* _Given exercise_
Please count the lines in the listing below where the word "necessary" appears. Give the number only.

== Excerpted data

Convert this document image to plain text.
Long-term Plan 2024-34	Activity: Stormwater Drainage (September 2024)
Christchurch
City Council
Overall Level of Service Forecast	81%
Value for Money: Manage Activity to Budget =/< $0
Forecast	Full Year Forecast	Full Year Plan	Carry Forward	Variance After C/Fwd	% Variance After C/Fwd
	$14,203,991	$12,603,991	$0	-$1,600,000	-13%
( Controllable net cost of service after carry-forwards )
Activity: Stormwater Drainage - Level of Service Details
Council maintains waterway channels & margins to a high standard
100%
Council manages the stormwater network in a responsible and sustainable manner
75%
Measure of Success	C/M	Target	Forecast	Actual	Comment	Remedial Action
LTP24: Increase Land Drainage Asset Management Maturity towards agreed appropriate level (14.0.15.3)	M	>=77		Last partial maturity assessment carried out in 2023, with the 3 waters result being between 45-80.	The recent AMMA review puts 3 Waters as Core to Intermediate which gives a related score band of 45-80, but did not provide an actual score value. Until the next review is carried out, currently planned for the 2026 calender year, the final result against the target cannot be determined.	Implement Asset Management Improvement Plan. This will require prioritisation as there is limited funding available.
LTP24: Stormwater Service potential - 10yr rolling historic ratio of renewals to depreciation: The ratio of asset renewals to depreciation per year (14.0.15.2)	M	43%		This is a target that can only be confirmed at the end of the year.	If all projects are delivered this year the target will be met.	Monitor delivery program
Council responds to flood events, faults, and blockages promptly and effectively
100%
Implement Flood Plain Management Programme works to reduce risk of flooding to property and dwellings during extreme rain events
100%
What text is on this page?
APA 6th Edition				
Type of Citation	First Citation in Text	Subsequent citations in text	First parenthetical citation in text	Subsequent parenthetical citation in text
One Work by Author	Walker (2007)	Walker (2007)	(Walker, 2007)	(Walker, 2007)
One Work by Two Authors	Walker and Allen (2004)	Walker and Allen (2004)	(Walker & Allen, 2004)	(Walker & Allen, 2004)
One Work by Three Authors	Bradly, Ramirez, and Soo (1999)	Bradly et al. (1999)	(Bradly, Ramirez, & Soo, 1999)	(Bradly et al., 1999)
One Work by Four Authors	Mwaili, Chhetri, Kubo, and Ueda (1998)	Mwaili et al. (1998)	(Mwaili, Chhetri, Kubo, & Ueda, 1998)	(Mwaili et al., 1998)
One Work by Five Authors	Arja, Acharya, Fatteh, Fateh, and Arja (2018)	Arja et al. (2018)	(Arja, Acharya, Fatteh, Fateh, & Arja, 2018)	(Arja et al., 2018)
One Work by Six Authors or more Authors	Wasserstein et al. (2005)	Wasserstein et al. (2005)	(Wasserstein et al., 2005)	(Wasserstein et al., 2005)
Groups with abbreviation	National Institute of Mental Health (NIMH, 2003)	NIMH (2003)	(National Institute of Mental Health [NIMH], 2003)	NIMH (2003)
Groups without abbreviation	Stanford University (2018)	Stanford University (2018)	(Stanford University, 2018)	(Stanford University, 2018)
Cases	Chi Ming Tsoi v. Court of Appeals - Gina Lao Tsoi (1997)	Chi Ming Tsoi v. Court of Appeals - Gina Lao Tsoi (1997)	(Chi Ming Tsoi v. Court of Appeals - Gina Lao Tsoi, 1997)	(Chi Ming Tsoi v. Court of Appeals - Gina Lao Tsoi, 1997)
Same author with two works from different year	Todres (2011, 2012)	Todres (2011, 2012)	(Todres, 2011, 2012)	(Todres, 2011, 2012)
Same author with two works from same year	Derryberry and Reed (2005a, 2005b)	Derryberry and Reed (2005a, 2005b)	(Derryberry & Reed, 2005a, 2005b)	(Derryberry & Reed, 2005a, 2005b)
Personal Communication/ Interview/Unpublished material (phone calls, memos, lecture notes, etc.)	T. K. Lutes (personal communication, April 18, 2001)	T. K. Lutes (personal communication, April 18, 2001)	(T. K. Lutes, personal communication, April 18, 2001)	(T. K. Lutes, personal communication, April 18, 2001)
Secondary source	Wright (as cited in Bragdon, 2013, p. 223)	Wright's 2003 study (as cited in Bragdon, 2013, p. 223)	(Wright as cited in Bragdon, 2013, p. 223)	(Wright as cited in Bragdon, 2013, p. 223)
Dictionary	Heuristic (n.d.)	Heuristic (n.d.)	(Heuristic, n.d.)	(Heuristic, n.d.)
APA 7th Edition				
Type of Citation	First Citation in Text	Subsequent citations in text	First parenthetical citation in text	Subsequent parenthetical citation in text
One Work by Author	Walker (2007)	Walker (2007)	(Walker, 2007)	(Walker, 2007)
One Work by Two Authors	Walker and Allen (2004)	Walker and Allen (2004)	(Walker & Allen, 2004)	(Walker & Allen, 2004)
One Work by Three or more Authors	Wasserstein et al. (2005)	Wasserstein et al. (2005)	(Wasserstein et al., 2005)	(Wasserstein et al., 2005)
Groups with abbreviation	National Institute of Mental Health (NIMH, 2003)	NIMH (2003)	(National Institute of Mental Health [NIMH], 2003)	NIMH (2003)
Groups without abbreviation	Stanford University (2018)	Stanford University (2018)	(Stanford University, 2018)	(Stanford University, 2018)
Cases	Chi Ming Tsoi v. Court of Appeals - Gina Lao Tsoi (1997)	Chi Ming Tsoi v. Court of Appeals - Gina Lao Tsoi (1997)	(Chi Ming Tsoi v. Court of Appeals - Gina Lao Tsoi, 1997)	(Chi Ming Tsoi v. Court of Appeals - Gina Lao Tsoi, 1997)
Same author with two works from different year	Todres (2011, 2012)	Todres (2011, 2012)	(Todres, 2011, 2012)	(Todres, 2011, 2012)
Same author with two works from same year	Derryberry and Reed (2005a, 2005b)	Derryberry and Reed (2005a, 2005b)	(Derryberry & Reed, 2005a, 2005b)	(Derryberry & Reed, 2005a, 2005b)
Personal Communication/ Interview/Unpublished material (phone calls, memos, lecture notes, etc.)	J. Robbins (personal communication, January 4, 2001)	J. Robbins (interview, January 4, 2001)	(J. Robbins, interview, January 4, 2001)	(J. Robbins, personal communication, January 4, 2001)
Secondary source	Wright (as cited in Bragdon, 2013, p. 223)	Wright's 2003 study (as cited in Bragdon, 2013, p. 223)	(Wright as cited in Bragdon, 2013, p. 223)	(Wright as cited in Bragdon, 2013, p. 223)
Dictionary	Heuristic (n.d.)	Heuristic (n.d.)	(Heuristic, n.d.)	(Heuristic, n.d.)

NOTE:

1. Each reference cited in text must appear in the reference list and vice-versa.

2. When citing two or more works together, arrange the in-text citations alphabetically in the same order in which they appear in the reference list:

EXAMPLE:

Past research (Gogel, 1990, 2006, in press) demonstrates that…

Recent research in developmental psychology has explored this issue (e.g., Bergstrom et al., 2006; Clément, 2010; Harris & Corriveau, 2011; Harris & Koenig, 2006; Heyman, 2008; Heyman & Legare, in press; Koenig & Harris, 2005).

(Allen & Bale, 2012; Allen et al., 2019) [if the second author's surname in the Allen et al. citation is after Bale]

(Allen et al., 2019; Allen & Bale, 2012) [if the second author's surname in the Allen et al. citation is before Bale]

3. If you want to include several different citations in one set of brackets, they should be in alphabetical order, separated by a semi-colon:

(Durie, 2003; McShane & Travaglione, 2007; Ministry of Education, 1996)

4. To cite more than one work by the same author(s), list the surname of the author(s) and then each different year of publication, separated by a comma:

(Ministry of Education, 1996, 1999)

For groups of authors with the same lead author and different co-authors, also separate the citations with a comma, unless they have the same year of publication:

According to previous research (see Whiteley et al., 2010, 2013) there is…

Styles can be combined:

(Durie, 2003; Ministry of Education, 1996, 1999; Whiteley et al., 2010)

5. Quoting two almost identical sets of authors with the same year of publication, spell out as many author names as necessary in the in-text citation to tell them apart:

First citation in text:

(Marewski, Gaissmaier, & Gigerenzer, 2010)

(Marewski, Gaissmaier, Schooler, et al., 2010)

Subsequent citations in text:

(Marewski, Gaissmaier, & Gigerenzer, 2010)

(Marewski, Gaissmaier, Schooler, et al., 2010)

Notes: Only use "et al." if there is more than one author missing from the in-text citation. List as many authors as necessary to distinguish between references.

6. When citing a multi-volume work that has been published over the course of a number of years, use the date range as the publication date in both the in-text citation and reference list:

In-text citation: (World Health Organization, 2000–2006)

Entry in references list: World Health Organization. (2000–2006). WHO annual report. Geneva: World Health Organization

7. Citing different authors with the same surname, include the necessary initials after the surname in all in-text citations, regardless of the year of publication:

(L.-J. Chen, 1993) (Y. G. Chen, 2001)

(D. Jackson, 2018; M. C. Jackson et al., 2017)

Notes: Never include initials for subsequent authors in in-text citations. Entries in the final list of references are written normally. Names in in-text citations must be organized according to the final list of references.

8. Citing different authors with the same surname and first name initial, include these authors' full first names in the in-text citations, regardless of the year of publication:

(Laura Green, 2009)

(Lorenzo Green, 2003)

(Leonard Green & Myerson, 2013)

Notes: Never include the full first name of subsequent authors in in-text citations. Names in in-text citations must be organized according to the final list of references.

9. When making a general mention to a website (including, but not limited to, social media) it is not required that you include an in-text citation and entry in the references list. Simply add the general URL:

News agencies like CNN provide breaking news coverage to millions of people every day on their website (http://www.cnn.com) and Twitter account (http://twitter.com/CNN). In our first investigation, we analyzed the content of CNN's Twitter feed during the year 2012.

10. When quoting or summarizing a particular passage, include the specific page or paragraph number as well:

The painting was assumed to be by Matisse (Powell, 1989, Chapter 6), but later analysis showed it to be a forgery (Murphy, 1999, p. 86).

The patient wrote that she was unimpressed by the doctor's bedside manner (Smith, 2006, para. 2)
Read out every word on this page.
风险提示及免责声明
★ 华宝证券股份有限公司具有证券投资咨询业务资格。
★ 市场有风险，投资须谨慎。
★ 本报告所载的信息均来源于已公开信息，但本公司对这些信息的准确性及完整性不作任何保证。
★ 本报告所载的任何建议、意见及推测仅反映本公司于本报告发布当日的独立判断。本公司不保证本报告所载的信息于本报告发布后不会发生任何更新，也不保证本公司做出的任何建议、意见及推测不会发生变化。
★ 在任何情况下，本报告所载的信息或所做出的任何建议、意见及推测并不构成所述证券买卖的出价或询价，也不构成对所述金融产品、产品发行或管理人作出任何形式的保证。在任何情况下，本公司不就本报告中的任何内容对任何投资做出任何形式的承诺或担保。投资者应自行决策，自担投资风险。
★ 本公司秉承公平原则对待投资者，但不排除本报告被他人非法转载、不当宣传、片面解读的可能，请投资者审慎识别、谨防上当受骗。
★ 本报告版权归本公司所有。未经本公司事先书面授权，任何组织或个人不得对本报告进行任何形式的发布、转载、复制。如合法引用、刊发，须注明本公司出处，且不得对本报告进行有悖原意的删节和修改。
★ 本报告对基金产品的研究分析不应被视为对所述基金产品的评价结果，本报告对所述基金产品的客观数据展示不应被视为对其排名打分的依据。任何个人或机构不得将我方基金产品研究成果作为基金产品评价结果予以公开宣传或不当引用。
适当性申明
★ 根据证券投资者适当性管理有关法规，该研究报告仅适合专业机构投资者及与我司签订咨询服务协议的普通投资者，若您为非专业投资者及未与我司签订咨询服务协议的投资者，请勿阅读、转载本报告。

====

* _Written solution_
3